### Record list
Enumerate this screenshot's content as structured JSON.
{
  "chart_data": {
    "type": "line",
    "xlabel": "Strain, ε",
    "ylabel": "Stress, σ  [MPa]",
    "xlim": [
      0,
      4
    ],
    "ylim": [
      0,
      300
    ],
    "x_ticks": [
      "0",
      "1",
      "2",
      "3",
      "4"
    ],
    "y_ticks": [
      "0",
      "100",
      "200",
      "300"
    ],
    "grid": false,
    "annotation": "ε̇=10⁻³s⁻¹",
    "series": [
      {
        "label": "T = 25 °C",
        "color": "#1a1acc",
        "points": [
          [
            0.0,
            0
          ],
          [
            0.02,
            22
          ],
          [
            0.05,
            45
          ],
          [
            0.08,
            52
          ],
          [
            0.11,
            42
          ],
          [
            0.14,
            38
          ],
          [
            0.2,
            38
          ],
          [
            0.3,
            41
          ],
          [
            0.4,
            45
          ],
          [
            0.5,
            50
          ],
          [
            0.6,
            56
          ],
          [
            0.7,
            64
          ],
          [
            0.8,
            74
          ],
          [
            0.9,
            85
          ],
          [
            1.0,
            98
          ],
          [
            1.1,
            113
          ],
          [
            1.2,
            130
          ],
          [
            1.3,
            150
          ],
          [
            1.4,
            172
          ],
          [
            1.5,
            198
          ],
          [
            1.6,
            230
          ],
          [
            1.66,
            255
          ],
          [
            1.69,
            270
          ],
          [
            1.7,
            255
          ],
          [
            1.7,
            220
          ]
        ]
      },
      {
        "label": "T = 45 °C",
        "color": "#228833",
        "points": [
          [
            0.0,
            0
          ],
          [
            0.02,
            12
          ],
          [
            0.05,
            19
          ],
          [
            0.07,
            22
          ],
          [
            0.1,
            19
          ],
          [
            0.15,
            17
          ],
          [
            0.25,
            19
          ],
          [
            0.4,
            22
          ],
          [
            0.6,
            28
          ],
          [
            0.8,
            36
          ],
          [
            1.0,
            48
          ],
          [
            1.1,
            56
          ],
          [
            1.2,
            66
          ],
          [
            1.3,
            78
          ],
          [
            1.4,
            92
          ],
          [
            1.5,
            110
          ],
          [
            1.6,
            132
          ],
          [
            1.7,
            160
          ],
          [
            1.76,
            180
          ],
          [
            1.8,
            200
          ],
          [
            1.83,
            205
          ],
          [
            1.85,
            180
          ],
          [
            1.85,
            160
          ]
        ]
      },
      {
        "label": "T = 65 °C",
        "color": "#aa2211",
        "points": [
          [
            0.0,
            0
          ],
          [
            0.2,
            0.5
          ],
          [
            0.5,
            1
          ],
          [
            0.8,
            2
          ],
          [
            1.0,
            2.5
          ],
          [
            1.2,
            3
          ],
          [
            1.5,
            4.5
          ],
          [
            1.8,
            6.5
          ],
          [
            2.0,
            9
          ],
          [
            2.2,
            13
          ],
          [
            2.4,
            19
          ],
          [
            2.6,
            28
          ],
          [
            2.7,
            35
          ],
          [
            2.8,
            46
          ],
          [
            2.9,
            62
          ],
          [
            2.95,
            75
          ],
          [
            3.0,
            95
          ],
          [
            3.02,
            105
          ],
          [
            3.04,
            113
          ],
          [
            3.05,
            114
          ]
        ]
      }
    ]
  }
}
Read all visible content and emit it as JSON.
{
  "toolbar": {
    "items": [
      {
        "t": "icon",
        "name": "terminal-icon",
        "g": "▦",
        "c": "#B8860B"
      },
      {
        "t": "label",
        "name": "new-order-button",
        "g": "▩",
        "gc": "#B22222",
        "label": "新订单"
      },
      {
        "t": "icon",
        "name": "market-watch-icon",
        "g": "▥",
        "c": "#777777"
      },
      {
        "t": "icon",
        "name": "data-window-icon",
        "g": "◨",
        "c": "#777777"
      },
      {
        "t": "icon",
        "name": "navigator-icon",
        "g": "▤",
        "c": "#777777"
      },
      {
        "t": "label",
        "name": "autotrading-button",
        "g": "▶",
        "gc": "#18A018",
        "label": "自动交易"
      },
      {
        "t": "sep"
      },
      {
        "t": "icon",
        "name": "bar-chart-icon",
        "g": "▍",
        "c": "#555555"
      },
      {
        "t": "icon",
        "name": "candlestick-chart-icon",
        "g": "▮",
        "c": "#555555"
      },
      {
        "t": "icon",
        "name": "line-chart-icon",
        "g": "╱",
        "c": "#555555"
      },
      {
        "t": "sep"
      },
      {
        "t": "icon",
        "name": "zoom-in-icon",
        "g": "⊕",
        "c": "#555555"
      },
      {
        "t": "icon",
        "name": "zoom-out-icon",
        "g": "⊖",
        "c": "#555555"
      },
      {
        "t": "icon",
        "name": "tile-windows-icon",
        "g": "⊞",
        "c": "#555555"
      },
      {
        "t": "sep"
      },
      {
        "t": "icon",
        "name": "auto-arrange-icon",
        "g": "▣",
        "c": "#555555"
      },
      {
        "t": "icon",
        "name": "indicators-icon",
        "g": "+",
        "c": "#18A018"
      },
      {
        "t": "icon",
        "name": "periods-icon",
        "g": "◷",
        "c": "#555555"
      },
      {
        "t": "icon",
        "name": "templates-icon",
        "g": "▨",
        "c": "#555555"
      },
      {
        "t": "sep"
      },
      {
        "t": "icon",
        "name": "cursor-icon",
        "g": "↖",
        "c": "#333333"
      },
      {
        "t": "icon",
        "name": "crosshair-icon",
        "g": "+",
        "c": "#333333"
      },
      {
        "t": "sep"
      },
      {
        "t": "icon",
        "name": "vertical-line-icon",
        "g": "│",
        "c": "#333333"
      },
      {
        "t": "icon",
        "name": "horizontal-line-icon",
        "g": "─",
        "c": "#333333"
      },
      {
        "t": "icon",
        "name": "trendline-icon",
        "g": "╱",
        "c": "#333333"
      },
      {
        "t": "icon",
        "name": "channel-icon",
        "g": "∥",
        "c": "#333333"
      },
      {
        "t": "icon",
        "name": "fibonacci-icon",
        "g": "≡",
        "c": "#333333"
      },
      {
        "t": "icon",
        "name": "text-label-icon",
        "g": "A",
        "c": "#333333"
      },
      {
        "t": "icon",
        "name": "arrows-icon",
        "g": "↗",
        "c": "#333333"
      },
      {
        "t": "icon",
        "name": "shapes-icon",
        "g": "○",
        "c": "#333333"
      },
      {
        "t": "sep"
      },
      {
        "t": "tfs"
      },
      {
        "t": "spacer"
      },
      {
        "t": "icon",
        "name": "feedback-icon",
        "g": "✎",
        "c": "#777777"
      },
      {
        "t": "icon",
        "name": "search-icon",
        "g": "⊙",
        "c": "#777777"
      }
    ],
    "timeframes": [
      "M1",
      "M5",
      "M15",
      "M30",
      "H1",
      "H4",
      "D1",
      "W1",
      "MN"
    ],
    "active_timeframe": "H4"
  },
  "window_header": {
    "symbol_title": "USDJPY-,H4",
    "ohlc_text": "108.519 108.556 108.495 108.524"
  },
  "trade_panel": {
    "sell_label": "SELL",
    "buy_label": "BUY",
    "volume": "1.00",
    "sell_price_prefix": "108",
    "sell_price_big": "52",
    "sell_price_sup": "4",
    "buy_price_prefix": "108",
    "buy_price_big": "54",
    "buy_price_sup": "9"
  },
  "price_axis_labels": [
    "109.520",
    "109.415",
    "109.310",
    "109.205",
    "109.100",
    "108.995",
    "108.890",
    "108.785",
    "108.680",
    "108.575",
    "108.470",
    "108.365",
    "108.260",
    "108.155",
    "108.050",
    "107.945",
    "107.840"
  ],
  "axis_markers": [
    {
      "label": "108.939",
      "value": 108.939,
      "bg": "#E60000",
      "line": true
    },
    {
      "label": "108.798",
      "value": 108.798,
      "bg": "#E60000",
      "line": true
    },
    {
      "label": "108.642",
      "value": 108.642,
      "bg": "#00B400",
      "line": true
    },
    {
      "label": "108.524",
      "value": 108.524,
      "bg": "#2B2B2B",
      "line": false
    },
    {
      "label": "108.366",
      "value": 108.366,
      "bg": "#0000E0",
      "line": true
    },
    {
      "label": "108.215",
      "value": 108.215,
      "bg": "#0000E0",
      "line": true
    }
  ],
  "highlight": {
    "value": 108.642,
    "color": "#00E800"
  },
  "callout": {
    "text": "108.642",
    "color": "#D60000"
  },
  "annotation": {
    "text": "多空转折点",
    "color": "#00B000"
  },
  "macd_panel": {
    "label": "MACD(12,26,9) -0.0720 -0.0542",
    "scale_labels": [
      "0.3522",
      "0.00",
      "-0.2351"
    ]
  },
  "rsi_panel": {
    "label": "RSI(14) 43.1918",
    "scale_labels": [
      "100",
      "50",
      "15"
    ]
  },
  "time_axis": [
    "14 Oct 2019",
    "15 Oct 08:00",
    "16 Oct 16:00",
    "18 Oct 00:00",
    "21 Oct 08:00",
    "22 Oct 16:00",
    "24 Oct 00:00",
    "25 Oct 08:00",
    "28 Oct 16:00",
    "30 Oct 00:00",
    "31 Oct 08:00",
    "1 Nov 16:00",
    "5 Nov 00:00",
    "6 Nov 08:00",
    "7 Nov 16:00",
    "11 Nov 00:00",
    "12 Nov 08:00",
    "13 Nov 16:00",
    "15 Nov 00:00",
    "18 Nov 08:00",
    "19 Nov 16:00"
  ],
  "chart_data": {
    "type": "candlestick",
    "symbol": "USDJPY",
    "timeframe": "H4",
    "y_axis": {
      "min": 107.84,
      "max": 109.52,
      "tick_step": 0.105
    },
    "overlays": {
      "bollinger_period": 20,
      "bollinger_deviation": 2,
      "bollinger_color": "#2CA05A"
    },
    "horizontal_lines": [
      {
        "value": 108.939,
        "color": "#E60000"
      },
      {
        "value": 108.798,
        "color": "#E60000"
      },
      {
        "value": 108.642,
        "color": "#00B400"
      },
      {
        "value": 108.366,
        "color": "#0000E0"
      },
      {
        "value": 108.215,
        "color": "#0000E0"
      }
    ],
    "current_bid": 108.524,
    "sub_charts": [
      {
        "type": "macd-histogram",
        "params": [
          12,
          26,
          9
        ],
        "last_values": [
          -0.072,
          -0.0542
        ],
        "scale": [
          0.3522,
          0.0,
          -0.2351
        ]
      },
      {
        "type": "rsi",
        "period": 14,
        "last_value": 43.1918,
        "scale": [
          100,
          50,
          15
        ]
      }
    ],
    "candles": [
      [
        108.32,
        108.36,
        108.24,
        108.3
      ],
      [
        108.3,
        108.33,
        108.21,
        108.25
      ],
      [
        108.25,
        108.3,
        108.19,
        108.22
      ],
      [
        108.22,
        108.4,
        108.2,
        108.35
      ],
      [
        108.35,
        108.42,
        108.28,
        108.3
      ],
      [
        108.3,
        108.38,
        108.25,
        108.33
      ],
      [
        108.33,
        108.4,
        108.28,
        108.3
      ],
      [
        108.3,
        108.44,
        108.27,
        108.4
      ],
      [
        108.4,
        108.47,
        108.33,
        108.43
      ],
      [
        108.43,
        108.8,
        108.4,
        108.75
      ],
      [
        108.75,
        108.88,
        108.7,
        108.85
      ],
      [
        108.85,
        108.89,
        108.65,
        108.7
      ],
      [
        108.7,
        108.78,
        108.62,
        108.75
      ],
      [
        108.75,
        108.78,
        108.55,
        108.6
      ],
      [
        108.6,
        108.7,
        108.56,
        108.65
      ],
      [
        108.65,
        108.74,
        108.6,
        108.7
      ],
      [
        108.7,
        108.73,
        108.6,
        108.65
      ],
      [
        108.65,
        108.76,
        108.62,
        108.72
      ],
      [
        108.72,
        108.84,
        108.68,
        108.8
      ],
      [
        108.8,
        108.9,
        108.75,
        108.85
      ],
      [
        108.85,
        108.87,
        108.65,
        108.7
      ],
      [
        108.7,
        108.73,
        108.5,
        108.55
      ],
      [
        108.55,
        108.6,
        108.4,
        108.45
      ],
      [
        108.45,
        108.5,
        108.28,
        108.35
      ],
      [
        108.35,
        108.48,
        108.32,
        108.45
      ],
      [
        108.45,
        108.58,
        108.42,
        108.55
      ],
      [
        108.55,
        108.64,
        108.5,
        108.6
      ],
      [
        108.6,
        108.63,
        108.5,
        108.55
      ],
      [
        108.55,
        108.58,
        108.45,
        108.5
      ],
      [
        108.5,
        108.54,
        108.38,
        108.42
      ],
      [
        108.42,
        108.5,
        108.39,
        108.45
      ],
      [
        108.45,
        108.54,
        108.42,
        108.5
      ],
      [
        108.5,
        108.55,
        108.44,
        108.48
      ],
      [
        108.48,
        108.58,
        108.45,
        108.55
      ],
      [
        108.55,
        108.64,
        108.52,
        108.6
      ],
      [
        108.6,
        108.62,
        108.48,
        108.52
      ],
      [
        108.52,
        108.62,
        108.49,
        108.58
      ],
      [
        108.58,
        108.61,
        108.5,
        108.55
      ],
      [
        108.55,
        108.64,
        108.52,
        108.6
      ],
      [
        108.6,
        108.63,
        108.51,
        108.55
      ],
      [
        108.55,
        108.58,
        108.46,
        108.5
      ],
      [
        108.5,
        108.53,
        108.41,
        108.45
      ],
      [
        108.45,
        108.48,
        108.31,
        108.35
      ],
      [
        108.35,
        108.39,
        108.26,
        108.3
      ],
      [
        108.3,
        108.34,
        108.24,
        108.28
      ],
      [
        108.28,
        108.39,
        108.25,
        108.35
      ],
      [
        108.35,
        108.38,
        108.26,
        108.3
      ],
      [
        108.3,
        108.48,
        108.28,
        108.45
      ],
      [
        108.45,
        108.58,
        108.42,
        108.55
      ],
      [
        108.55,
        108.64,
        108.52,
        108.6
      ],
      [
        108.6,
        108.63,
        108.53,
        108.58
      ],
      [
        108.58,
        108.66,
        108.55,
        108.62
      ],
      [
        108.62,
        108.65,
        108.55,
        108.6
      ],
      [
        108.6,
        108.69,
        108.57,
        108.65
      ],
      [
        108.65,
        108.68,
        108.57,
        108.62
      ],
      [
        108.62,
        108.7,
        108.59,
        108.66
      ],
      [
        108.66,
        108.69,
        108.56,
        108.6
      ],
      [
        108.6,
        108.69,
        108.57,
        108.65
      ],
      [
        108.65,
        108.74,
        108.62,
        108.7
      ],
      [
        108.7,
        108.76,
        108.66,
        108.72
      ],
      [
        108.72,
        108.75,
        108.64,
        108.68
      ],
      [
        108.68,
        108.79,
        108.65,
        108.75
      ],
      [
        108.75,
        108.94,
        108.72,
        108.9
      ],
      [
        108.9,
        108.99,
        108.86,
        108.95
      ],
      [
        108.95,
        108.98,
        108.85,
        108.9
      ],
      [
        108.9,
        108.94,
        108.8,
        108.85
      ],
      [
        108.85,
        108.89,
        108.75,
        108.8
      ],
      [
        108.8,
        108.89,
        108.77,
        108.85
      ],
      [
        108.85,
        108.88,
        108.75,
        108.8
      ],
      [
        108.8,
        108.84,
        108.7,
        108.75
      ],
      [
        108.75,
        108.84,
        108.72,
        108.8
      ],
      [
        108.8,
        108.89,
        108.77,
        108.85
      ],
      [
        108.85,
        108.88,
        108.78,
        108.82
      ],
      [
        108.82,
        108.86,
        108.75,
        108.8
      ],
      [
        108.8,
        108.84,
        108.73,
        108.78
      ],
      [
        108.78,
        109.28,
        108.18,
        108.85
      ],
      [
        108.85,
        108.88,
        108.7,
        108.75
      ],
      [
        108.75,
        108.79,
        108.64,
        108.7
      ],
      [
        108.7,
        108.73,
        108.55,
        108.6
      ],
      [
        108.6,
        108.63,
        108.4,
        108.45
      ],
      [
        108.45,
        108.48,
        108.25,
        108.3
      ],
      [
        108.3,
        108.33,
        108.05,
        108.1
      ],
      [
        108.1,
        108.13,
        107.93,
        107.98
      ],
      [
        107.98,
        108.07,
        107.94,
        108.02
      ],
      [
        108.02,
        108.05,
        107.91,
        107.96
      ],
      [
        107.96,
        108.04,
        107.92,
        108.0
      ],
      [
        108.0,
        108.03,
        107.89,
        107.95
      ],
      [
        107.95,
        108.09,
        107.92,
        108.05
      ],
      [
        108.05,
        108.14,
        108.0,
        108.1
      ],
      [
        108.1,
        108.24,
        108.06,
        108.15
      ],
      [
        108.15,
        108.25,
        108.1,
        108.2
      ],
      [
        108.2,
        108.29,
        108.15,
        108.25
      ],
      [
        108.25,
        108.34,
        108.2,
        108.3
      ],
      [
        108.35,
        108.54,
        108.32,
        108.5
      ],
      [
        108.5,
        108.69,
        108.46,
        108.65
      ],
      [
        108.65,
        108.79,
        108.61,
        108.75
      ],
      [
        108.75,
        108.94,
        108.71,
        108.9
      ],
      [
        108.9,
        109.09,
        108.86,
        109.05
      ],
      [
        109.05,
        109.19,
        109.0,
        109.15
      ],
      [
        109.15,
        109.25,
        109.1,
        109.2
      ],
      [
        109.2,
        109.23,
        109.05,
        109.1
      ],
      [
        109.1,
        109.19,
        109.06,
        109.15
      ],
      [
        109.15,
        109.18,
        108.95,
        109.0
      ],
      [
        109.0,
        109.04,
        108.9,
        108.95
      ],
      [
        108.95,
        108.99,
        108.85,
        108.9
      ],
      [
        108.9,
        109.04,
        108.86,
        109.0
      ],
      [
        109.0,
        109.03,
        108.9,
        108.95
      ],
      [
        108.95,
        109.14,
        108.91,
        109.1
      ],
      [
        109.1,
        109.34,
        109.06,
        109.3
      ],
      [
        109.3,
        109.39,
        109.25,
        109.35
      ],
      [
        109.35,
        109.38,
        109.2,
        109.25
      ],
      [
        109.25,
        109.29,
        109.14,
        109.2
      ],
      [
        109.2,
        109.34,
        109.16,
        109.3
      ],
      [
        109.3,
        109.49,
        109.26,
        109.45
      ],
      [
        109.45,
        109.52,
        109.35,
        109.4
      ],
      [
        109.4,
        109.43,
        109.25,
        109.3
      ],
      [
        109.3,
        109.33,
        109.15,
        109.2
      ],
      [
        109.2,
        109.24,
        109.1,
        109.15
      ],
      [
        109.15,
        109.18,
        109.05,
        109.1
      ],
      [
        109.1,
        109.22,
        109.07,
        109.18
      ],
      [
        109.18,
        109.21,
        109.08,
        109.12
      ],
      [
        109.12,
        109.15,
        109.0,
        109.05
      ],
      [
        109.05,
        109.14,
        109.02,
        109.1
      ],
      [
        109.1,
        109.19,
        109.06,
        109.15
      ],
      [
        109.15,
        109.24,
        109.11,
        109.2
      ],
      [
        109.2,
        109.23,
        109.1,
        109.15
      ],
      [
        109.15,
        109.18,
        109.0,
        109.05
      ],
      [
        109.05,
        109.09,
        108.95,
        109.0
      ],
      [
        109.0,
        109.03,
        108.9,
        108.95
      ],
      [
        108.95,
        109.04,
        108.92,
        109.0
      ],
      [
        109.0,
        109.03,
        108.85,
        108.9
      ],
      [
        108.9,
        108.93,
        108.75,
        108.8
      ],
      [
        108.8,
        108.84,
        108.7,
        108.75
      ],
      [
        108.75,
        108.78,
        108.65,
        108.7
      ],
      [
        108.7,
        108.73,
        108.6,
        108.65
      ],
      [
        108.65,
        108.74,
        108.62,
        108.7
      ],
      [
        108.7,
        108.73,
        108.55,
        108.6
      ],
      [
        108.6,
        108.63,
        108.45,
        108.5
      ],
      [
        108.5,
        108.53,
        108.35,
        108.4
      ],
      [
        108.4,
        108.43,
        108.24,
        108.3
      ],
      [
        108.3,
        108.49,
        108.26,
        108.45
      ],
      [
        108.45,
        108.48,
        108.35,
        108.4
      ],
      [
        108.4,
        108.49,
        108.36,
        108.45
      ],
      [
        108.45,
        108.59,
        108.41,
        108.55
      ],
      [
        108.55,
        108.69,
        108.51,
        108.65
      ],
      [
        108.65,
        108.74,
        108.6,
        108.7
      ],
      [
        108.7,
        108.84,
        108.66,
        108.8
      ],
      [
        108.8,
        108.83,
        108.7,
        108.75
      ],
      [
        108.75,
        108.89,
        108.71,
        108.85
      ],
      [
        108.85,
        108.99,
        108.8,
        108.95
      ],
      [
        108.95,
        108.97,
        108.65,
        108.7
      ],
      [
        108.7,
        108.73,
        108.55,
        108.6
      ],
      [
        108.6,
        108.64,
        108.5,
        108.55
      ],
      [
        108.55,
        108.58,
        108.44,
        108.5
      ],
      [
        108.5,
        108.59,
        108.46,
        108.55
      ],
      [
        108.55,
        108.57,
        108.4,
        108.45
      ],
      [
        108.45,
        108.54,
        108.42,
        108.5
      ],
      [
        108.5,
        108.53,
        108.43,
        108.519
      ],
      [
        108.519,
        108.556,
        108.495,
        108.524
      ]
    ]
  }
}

### Your task
Pull out every line above that holds the word "button".

### Output of the task
        "name": "new-order-button",
        "name": "autotrading-button",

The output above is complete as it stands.